▶ SHORT PROBLEM
Can you quote the records below in full, word for word?

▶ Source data
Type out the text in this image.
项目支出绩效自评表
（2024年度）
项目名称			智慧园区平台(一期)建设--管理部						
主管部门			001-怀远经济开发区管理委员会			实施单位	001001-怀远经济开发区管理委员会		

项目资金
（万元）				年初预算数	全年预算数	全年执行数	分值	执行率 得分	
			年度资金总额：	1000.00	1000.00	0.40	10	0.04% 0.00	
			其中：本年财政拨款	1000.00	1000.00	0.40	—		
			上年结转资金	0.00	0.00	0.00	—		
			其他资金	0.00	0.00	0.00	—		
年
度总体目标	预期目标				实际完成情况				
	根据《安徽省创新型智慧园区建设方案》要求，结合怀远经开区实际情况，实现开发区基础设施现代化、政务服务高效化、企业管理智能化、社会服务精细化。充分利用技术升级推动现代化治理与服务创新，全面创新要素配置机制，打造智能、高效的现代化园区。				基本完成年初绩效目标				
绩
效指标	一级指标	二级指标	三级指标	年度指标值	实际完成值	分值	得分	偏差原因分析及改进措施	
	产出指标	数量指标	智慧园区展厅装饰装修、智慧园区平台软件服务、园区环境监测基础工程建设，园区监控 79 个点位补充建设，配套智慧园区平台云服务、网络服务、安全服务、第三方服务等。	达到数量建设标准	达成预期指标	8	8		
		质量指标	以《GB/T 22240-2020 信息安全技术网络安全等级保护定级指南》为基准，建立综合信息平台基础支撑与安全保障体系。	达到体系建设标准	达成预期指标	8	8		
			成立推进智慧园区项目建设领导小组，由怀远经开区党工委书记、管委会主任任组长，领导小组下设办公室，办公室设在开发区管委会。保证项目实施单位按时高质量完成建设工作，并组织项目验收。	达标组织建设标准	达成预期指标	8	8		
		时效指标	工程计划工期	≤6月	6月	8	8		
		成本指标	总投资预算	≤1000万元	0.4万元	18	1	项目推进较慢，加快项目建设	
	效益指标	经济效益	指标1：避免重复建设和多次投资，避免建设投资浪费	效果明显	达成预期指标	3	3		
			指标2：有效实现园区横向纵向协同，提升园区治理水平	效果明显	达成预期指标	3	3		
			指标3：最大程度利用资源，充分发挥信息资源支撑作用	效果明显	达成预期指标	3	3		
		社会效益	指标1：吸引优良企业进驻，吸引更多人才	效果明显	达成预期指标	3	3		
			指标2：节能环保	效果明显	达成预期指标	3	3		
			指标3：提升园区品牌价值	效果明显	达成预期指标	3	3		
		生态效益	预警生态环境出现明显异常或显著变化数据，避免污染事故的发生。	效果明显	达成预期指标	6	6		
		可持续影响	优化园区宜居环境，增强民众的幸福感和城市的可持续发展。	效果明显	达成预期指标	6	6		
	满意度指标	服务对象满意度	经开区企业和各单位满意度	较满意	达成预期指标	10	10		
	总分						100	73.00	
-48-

▶ THE ANSWER
Type out the text in this image.
项目支出绩效自评表
（2024年度）
项目名称			智慧园区平台(一期)建设--管理部						
主管部门			001-怀远经济开发区管理委员会			实施单位	001001-怀远经济开发区管理委员会		

项目资金
（万元）				年初预算数	全年预算数	全年执行数	分值	执行率 得分	
			年度资金总额：	1000.00	1000.00	0.40	10	0.04% 0.00	
			其中：本年财政拨款	1000.00	1000.00	0.40	—		
			上年结转资金	0.00	0.00	0.00	—		
			其他资金	0.00	0.00	0.00	—		
年
度总体目标	预期目标				实际完成情况				
	根据《安徽省创新型智慧园区建设方案》要求，结合怀远经开区实际情况，实现开发区基础设施现代化、政务服务高效化、企业管理智能化、社会服务精细化。充分利用技术升级推动现代化治理与服务创新，全面创新要素配置机制，打造智能、高效的现代化园区。				基本完成年初绩效目标				
绩
效指标	一级指标	二级指标	三级指标	年度指标值	实际完成值	分值	得分	偏差原因分析及改进措施	
	产出指标	数量指标	智慧园区展厅装饰装修、智慧园区平台软件服务、园区环境监测基础工程建设，园区监控 79 个点位补充建设，配套智慧园区平台云服务、网络服务、安全服务、第三方服务等。	达到数量建设标准	达成预期指标	8	8		
		质量指标	以《GB/T 22240-2020 信息安全技术网络安全等级保护定级指南》为基准，建立综合信息平台基础支撑与安全保障体系。	达到体系建设标准	达成预期指标	8	8		
			成立推进智慧园区项目建设领导小组，由怀远经开区党工委书记、管委会主任任组长，领导小组下设办公室，办公室设在开发区管委会。保证项目实施单位按时高质量完成建设工作，并组织项目验收。	达标组织建设标准	达成预期指标	8	8		
		时效指标	工程计划工期	≤6月	6月	8	8		
		成本指标	总投资预算	≤1000万元	0.4万元	18	1	项目推进较慢，加快项目建设	
	效益指标	经济效益	指标1：避免重复建设和多次投资，避免建设投资浪费	效果明显	达成预期指标	3	3		
			指标2：有效实现园区横向纵向协同，提升园区治理水平	效果明显	达成预期指标	3	3		
			指标3：最大程度利用资源，充分发挥信息资源支撑作用	效果明显	达成预期指标	3	3		
		社会效益	指标1：吸引优良企业进驻，吸引更多人才	效果明显	达成预期指标	3	3		
			指标2：节能环保	效果明显	达成预期指标	3	3		
			指标3：提升园区品牌价值	效果明显	达成预期指标	3	3		
		生态效益	预警生态环境出现明显异常或显著变化数据，避免污染事故的发生。	效果明显	达成预期指标	6	6		
		可持续影响	优化园区宜居环境，增强民众的幸福感和城市的可持续发展。	效果明显	达成预期指标	6	6		
	满意度指标	服务对象满意度	经开区企业和各单位满意度	较满意	达成预期指标	10	10		
	总分						100	73.00	
-48-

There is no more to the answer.